▸ Goal:
Some lines of these records may hold the word "ylabel"; state how many, using only the number.

(Stored records)
[Start]
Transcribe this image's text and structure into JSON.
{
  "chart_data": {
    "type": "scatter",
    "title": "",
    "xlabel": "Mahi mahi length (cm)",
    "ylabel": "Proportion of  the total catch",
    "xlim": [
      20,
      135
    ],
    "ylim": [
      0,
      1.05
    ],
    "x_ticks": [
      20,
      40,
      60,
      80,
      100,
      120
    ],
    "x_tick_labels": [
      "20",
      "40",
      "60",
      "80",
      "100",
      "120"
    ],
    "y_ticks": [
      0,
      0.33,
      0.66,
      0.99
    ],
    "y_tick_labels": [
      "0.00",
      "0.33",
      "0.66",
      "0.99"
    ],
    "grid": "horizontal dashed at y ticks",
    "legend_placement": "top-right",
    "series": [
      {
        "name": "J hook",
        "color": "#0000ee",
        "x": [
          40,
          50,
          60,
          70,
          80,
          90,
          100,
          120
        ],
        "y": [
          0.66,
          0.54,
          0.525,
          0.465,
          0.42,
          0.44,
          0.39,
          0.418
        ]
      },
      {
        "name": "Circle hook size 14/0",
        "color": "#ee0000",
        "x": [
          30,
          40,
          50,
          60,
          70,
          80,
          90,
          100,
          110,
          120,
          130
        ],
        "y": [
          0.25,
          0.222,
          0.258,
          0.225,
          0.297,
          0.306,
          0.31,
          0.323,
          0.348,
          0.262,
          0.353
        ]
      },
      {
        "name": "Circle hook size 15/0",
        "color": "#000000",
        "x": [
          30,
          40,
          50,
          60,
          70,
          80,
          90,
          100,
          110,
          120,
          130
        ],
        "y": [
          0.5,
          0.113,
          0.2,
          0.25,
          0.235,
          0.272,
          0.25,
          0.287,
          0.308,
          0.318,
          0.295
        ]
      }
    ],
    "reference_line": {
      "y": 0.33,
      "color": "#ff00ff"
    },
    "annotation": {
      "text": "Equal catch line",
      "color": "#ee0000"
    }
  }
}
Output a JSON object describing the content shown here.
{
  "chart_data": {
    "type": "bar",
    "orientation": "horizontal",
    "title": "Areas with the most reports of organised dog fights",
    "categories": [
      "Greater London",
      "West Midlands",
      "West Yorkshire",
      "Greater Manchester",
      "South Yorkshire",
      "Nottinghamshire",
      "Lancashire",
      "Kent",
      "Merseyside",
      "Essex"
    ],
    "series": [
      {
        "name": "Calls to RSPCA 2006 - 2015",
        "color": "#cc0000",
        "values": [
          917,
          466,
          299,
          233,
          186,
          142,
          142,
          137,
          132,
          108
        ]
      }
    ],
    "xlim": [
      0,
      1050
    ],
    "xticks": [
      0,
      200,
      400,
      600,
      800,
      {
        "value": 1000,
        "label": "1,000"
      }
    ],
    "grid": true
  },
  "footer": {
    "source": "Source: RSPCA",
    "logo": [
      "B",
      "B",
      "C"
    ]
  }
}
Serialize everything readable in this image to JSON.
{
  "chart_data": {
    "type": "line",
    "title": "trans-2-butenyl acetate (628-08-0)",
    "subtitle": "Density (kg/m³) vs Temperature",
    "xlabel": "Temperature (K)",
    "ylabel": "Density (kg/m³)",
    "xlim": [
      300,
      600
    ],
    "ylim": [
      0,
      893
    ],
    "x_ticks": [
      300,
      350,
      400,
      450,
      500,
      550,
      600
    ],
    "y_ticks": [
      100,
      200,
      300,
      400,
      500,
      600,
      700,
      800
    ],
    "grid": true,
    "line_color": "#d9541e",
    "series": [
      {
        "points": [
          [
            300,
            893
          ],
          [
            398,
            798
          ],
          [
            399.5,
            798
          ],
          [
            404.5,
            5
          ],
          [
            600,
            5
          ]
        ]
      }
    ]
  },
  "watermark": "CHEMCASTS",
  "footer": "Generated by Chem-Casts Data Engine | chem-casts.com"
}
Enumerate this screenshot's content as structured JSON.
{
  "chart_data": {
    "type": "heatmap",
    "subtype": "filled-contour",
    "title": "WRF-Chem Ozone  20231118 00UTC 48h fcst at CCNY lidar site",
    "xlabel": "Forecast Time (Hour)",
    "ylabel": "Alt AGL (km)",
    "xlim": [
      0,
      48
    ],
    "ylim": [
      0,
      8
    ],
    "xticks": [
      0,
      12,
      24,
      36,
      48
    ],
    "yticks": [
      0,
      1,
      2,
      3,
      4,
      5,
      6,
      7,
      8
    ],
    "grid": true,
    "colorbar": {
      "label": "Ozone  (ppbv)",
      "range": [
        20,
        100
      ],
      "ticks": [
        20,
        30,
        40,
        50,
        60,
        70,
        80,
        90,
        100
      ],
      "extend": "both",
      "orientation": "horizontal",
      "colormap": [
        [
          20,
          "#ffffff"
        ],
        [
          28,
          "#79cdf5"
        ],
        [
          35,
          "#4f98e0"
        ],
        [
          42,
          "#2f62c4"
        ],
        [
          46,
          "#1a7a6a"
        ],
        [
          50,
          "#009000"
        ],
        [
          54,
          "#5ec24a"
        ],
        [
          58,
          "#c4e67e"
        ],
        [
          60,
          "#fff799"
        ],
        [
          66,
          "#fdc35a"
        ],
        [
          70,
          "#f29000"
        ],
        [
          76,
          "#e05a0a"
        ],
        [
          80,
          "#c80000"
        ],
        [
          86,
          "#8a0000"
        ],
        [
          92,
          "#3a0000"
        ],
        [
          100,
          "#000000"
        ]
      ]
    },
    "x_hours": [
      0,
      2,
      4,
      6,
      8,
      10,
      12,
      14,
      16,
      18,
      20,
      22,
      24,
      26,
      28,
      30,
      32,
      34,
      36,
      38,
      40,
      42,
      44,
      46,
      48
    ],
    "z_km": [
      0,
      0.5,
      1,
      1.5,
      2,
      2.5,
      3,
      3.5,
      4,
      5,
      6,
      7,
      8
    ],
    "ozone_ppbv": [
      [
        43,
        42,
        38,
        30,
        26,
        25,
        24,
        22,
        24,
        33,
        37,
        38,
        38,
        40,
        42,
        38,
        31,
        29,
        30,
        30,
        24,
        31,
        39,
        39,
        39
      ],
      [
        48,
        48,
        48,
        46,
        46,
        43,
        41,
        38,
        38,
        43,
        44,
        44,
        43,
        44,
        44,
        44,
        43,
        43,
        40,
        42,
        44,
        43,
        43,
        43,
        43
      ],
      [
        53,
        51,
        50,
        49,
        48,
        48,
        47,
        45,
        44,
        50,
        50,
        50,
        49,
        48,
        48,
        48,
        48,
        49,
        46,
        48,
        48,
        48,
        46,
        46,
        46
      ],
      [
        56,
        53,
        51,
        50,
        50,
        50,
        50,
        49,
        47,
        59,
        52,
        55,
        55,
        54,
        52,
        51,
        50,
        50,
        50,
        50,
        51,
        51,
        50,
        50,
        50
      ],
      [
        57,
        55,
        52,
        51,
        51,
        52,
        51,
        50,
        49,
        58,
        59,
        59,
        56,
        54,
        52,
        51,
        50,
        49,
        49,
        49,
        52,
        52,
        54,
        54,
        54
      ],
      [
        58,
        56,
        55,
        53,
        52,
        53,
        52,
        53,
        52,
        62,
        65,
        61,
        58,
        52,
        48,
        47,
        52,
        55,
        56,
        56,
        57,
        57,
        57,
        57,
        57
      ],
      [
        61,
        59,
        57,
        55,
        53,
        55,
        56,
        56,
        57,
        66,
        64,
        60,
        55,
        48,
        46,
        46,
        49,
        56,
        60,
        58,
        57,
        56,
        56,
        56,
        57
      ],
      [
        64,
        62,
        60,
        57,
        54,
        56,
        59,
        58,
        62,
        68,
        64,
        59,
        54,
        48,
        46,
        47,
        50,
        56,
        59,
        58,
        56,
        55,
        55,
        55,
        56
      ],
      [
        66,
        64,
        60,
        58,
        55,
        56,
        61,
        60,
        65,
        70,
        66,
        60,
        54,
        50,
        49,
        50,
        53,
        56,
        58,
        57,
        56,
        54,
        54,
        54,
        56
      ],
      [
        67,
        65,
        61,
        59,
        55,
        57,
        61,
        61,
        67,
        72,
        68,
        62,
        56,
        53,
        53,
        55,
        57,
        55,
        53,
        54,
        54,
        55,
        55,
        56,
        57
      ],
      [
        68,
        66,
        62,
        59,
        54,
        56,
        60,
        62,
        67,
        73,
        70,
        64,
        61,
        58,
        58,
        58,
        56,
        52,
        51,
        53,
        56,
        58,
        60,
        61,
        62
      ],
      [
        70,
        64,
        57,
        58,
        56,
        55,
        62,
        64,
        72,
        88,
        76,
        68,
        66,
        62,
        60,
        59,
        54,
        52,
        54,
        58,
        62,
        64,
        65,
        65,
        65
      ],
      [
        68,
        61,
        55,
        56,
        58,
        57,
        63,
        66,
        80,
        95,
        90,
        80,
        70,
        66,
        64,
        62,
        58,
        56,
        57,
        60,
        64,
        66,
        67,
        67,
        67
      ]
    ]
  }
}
[End]
▸ Response:
3